The request: Repeat what the lines below say, word for word, and skip every image.

━━━━━━━━━━━━━━━━━━━━━━━━━━━━━━

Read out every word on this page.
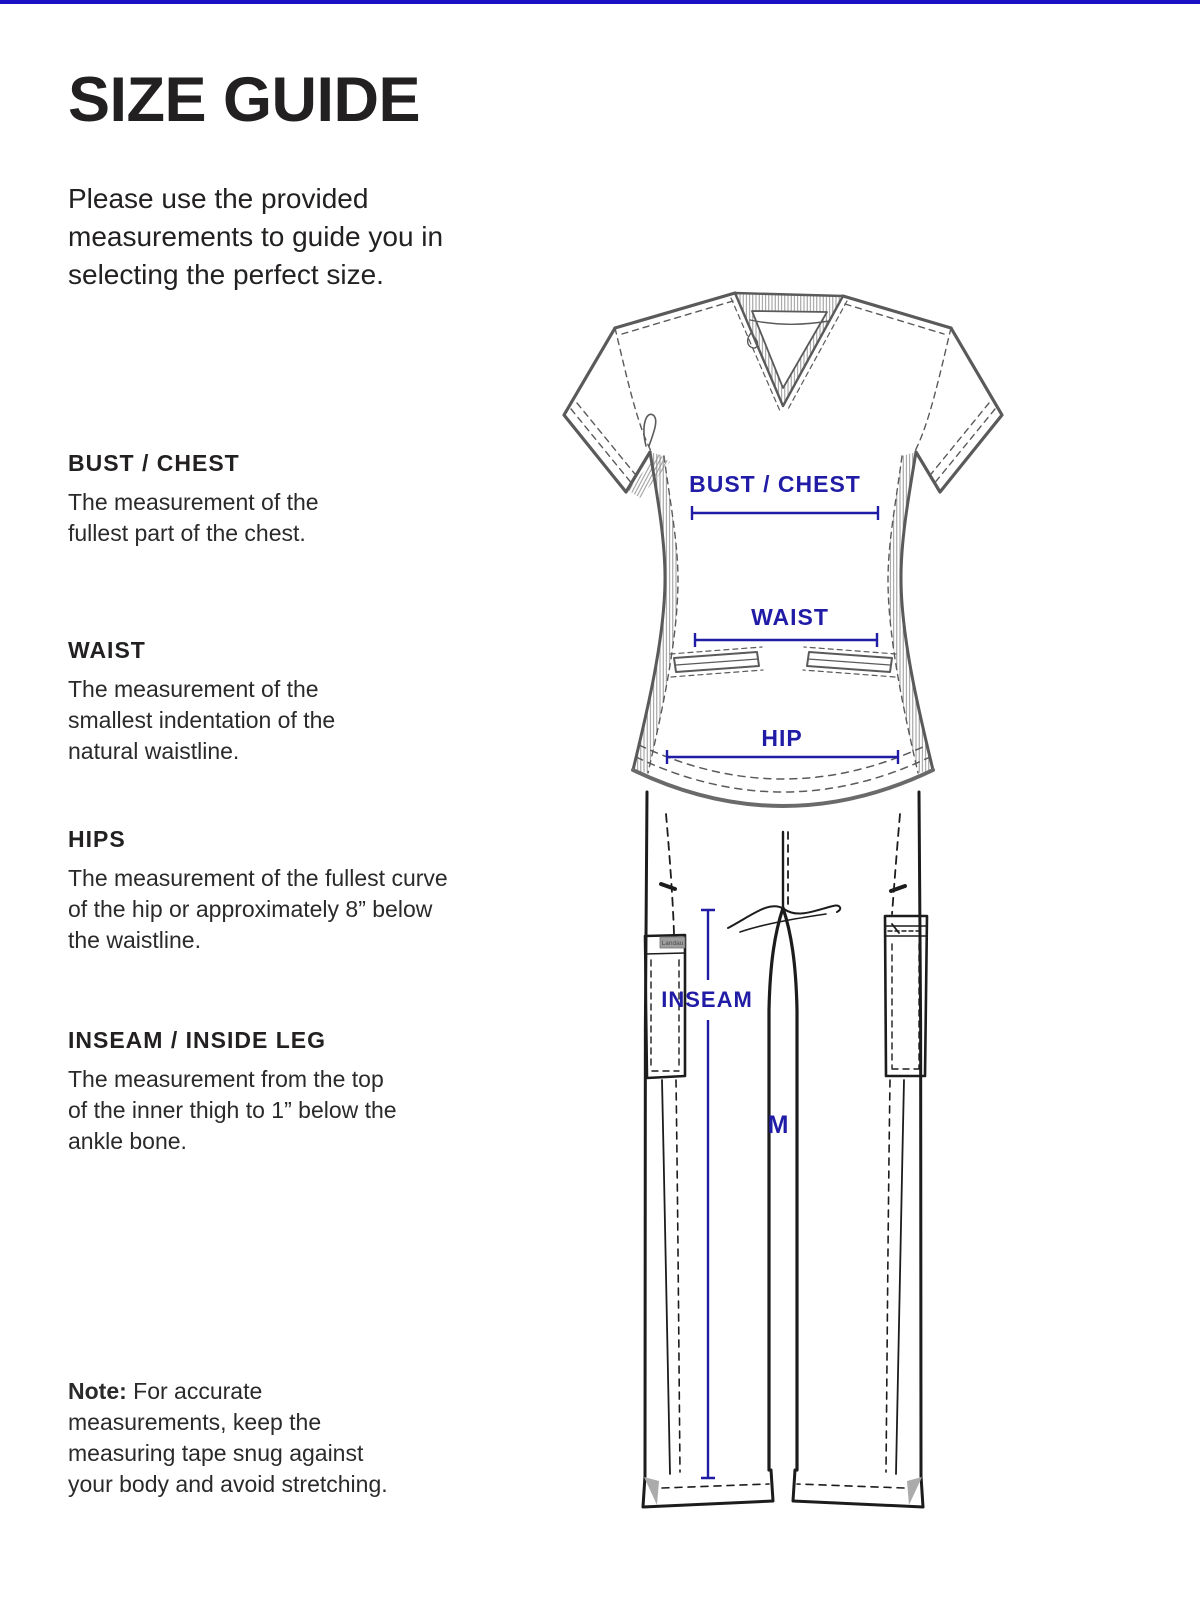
SIZE GUIDE
Please use the provided measurements to guide you in selecting the perfect size.
BUST / CHEST

The measurement of the fullest part of the chest.

WAIST

The measurement of the smallest indentation of the natural waistline.

HIPS

The measurement of the fullest curve of the hip or approximately 8” below the waistline.

INSEAM / INSIDE LEG

The measurement from the top of the inner thigh to 1” below the ankle bone.

Note: For accurate measurements, keep the measuring tape snug against your body and avoid stretching.
Landau
BUST / CHEST
WAIST
HIP
INSEAM
M
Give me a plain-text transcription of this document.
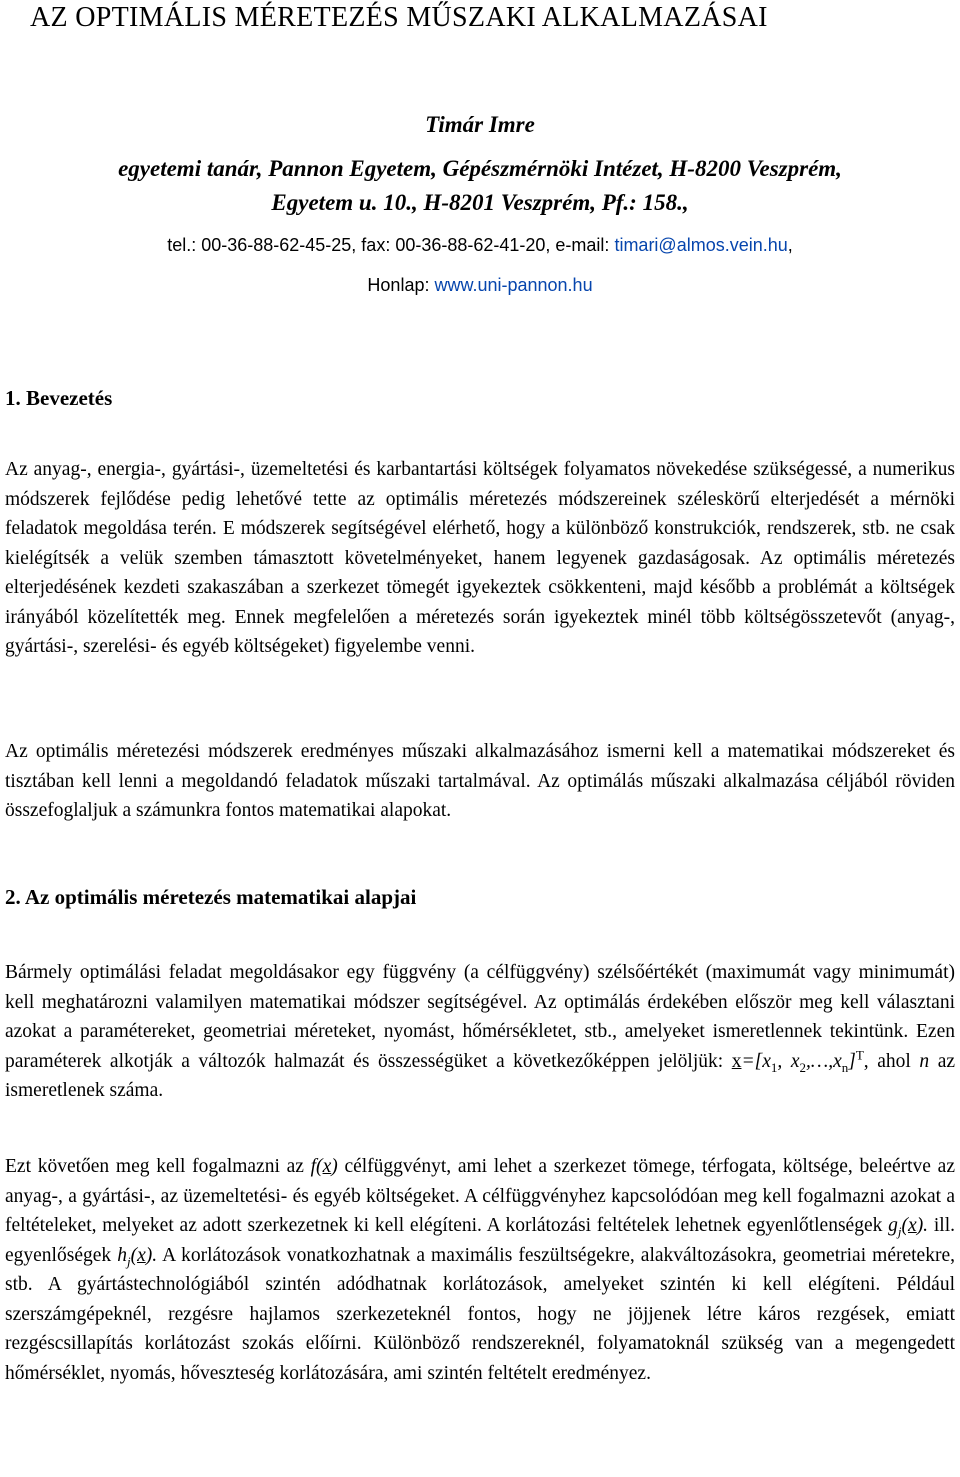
AZ OPTIMÁLIS MÉRETEZÉS MŰSZAKI ALKALMAZÁSAI
Timár Imre
egyetemi tanár, Pannon Egyetem, Gépészmérnöki Intézet, H-8200 Veszprém,
Egyetem u. 10., H-8201 Veszprém, Pf.: 158.,
tel.: 00-36-88-62-45-25, fax: 00-36-88-62-41-20, e-mail: timari@almos.vein.hu,
Honlap: www.uni-pannon.hu
1. Bevezetés

Az anyag-, energia-, gyártási-, üzemeltetési és karbantartási költségek folyamatos növekedése szükségessé, a numerikus módszerek fejlődése pedig lehetővé tette az optimális méretezés módszereinek széleskörű elterjedését a mérnöki feladatok megoldása terén. E módszerek segítségével elérhető, hogy a különböző konstrukciók, rendszerek, stb. ne csak kielégítsék a velük szemben támasztott követelményeket, hanem legyenek gazdaságosak. Az optimális méretezés elterjedésének kezdeti szakaszában a szerkezet tömegét igyekeztek csökkenteni, majd később a problémát a költségek irányából közelítették meg. Ennek megfelelően a méretezés során igyekeztek minél több költségösszetevőt (anyag-, gyártási-, szerelési- és egyéb költségeket) figyelembe venni.

Az optimális méretezési módszerek eredményes műszaki alkalmazásához ismerni kell a matematikai módszereket és tisztában kell lenni a megoldandó feladatok műszaki tartalmával. Az optimálás műszaki alkalmazása céljából röviden összefoglaljuk a számunkra fontos matematikai alapokat.

2. Az optimális méretezés matematikai alapjai

Bármely optimálási feladat megoldásakor egy függvény (a célfüggvény) szélsőértékét (maximumát vagy minimumát) kell meghatározni valamilyen matematikai módszer segítségével. Az optimálás érdekében először meg kell választani azokat a paramétereket, geometriai méreteket, nyomást, hőmérsékletet, stb., amelyeket ismeretlennek tekintünk. Ezen paraméterek alkotják a változók halmazát és összességüket a következőképpen jelöljük: $x=[x_1$, $x_2,\dots,x_n]^T$, ahol n az ismeretlenek száma.

Ezt követően meg kell fogalmazni az f(x) célfüggvényt, ami lehet a szerkezet tömege, térfogata, költsége, beleértve az anyag-, a gyártási-, az üzemeltetési- és egyéb költségeket. A célfüggvényhez kapcsolódóan meg kell fogalmazni azokat a feltételeket, melyeket az adott szerkezetnek ki kell elégíteni. A korlátozási feltételek lehetnek egyenlőtlenségek $g_j(x)$. ill. egyenlőségek $h_j(x)$. A korlátozások vonatkozhatnak a maximális feszültségekre, alakváltozásokra, geometriai méretekre, stb. A gyártástechnológiából szintén adódhatnak korlátozások, amelyeket szintén ki kell elégíteni. Például szerszámgépeknél, rezgésre hajlamos szerkezeteknél fontos, hogy ne jöjjenek létre káros rezgések, emiatt rezgéscsillapítás korlátozást szokás előírni. Különböző rendszereknél, folyamatoknál szükség van a megengedett hőmérséklet, nyomás, hőveszteség korlátozására, ami szintén feltételt eredményez.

━━━━━━━━━━━━━━━━━━━━━━━━━━━━━━

Output for this task:
Read out every word on this page.
SIZE GUIDE
Please use the provided measurements to guide you in selecting the perfect size.
BUST / CHEST

The measurement of the fullest part of the chest.

WAIST

The measurement of the smallest indentation of the natural waistline.

HIPS

The measurement of the fullest curve of the hip or approximately 8” below the waistline.

INSEAM / INSIDE LEG

The measurement from the top of the inner thigh to 1” below the ankle bone.

Note: For accurate measurements, keep the measuring tape snug against your body and avoid stretching.
Landau
BUST / CHEST
WAIST
HIP
INSEAM
M
Give me a plain-text transcription of this document.
AZ OPTIMÁLIS MÉRETEZÉS MŰSZAKI ALKALMAZÁSAI
Timár Imre
egyetemi tanár, Pannon Egyetem, Gépészmérnöki Intézet, H-8200 Veszprém,
Egyetem u. 10., H-8201 Veszprém, Pf.: 158.,
tel.: 00-36-88-62-45-25, fax: 00-36-88-62-41-20, e-mail: timari@almos.vein.hu,
Honlap: www.uni-pannon.hu
1. Bevezetés

Az anyag-, energia-, gyártási-, üzemeltetési és karbantartási költségek folyamatos növekedése szükségessé, a numerikus módszerek fejlődése pedig lehetővé tette az optimális méretezés módszereinek széleskörű elterjedését a mérnöki feladatok megoldása terén. E módszerek segítségével elérhető, hogy a különböző konstrukciók, rendszerek, stb. ne csak kielégítsék a velük szemben támasztott követelményeket, hanem legyenek gazdaságosak. Az optimális méretezés elterjedésének kezdeti szakaszában a szerkezet tömegét igyekeztek csökkenteni, majd később a problémát a költségek irányából közelítették meg. Ennek megfelelően a méretezés során igyekeztek minél több költségösszetevőt (anyag-, gyártási-, szerelési- és egyéb költségeket) figyelembe venni.

Az optimális méretezési módszerek eredményes műszaki alkalmazásához ismerni kell a matematikai módszereket és tisztában kell lenni a megoldandó feladatok műszaki tartalmával. Az optimálás műszaki alkalmazása céljából röviden összefoglaljuk a számunkra fontos matematikai alapokat.

2. Az optimális méretezés matematikai alapjai

Bármely optimálási feladat megoldásakor egy függvény (a célfüggvény) szélsőértékét (maximumát vagy minimumát) kell meghatározni valamilyen matematikai módszer segítségével. Az optimálás érdekében először meg kell választani azokat a paramétereket, geometriai méreteket, nyomást, hőmérsékletet, stb., amelyeket ismeretlennek tekintünk. Ezen paraméterek alkotják a változók halmazát és összességüket a következőképpen jelöljük: $x=[x_1$, $x_2,\dots,x_n]^T$, ahol n az ismeretlenek száma.

Ezt követően meg kell fogalmazni az f(x) célfüggvényt, ami lehet a szerkezet tömege, térfogata, költsége, beleértve az anyag-, a gyártási-, az üzemeltetési- és egyéb költségeket. A célfüggvényhez kapcsolódóan meg kell fogalmazni azokat a feltételeket, melyeket az adott szerkezetnek ki kell elégíteni. A korlátozási feltételek lehetnek egyenlőtlenségek $g_j(x)$. ill. egyenlőségek $h_j(x)$. A korlátozások vonatkozhatnak a maximális feszültségekre, alakváltozásokra, geometriai méretekre, stb. A gyártástechnológiából szintén adódhatnak korlátozások, amelyeket szintén ki kell elégíteni. Például szerszámgépeknél, rezgésre hajlamos szerkezeteknél fontos, hogy ne jöjjenek létre káros rezgések, emiatt rezgéscsillapítás korlátozást szokás előírni. Különböző rendszereknél, folyamatoknál szükség van a megengedett hőmérséklet, nyomás, hőveszteség korlátozására, ami szintén feltételt eredményez.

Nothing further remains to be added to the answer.